TASK TO CARRY OUT: Can you transcribe the data exactly? Leave the pictures out.
>> Start SUPPLIED ENTRIES
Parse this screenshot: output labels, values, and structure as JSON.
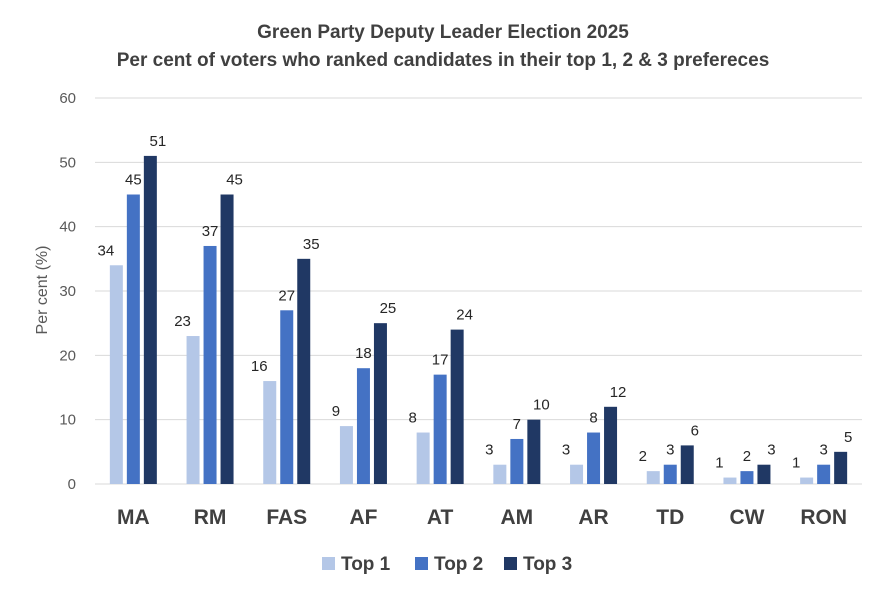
{
  "chart_data": {
    "type": "bar",
    "title": "Green Party Deputy Leader Election 2025",
    "subtitle": "Per cent of voters who ranked candidates in their top 1, 2 & 3 prefereces",
    "xlabel": "",
    "ylabel": "Per cent (%)",
    "ylim": [
      0,
      60
    ],
    "yticks": [
      0,
      10,
      20,
      30,
      40,
      50,
      60
    ],
    "grid": true,
    "legend_position": "bottom",
    "categories": [
      "MA",
      "RM",
      "FAS",
      "AF",
      "AT",
      "AM",
      "AR",
      "TD",
      "CW",
      "RON"
    ],
    "series": [
      {
        "name": "Top 1",
        "color": "#b4c7e7",
        "values": [
          34,
          23,
          16,
          9,
          8,
          3,
          3,
          2,
          1,
          1
        ]
      },
      {
        "name": "Top 2",
        "color": "#4472c4",
        "values": [
          45,
          37,
          27,
          18,
          17,
          7,
          8,
          3,
          2,
          3
        ]
      },
      {
        "name": "Top 3",
        "color": "#203864",
        "values": [
          51,
          45,
          35,
          25,
          24,
          10,
          12,
          6,
          3,
          5
        ]
      }
    ]
  }
}
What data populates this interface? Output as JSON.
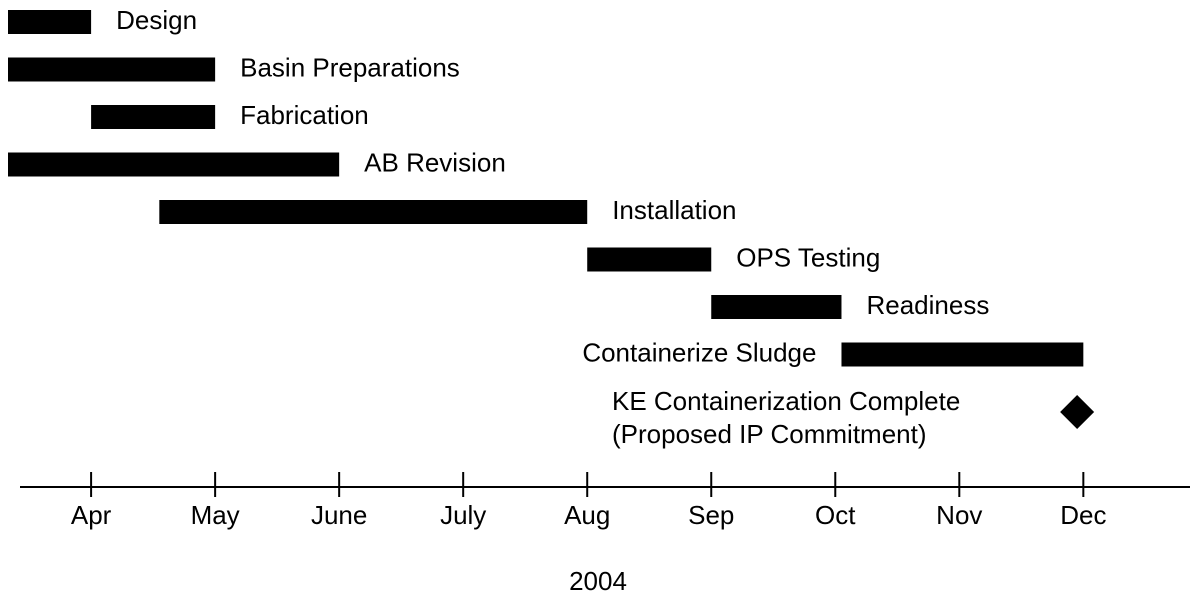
{
  "chart_data": {
    "type": "gantt",
    "xlabel": "2004",
    "color": "#000000",
    "tasks": [
      {
        "name": "Design",
        "start": 3.33,
        "end": 4.0
      },
      {
        "name": "Basin Preparations",
        "start": 3.33,
        "end": 5.0
      },
      {
        "name": "Fabrication",
        "start": 4.0,
        "end": 5.0
      },
      {
        "name": "AB Revision",
        "start": 3.33,
        "end": 6.0
      },
      {
        "name": "Installation",
        "start": 4.55,
        "end": 8.0
      },
      {
        "name": "OPS Testing",
        "start": 8.0,
        "end": 9.0
      },
      {
        "name": "Readiness",
        "start": 9.0,
        "end": 10.05
      },
      {
        "name": "Containerize Sludge",
        "start": 10.05,
        "end": 12.0
      }
    ],
    "milestones": [
      {
        "label": [
          "KE Containerization Complete",
          "(Proposed IP Commitment)"
        ],
        "x": 11.95
      }
    ],
    "xlim": [
      3.33,
      12.86
    ],
    "xticks": [
      {
        "value": 4,
        "label": "Apr"
      },
      {
        "value": 5,
        "label": "May"
      },
      {
        "value": 6,
        "label": "June"
      },
      {
        "value": 7,
        "label": "July"
      },
      {
        "value": 8,
        "label": "Aug"
      },
      {
        "value": 9,
        "label": "Sep"
      },
      {
        "value": 10,
        "label": "Oct"
      },
      {
        "value": 11,
        "label": "Nov"
      },
      {
        "value": 12,
        "label": "Dec"
      }
    ]
  }
}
>> End SUPPLIED ENTRIES
RESPONSE TO THIS EXERCISE:
Parse this screenshot: output labels, values, and structure as JSON.
{
  "chart_data": {
    "type": "bar",
    "title": "Green Party Deputy Leader Election 2025",
    "subtitle": "Per cent of voters who ranked candidates in their top 1, 2 & 3 prefereces",
    "xlabel": "",
    "ylabel": "Per cent (%)",
    "ylim": [
      0,
      60
    ],
    "yticks": [
      0,
      10,
      20,
      30,
      40,
      50,
      60
    ],
    "grid": true,
    "legend_position": "bottom",
    "categories": [
      "MA",
      "RM",
      "FAS",
      "AF",
      "AT",
      "AM",
      "AR",
      "TD",
      "CW",
      "RON"
    ],
    "series": [
      {
        "name": "Top 1",
        "color": "#b4c7e7",
        "values": [
          34,
          23,
          16,
          9,
          8,
          3,
          3,
          2,
          1,
          1
        ]
      },
      {
        "name": "Top 2",
        "color": "#4472c4",
        "values": [
          45,
          37,
          27,
          18,
          17,
          7,
          8,
          3,
          2,
          3
        ]
      },
      {
        "name": "Top 3",
        "color": "#203864",
        "values": [
          51,
          45,
          35,
          25,
          24,
          10,
          12,
          6,
          3,
          5
        ]
      }
    ]
  }
}
What data populates this interface? Output as JSON.
{
  "chart_data": {
    "type": "gantt",
    "xlabel": "2004",
    "color": "#000000",
    "tasks": [
      {
        "name": "Design",
        "start": 3.33,
        "end": 4.0
      },
      {
        "name": "Basin Preparations",
        "start": 3.33,
        "end": 5.0
      },
      {
        "name": "Fabrication",
        "start": 4.0,
        "end": 5.0
      },
      {
        "name": "AB Revision",
        "start": 3.33,
        "end": 6.0
      },
      {
        "name": "Installation",
        "start": 4.55,
        "end": 8.0
      },
      {
        "name": "OPS Testing",
        "start": 8.0,
        "end": 9.0
      },
      {
        "name": "Readiness",
        "start": 9.0,
        "end": 10.05
      },
      {
        "name": "Containerize Sludge",
        "start": 10.05,
        "end": 12.0
      }
    ],
    "milestones": [
      {
        "label": [
          "KE Containerization Complete",
          "(Proposed IP Commitment)"
        ],
        "x": 11.95
      }
    ],
    "xlim": [
      3.33,
      12.86
    ],
    "xticks": [
      {
        "value": 4,
        "label": "Apr"
      },
      {
        "value": 5,
        "label": "May"
      },
      {
        "value": 6,
        "label": "June"
      },
      {
        "value": 7,
        "label": "July"
      },
      {
        "value": 8,
        "label": "Aug"
      },
      {
        "value": 9,
        "label": "Sep"
      },
      {
        "value": 10,
        "label": "Oct"
      },
      {
        "value": 11,
        "label": "Nov"
      },
      {
        "value": 12,
        "label": "Dec"
      }
    ]
  }
}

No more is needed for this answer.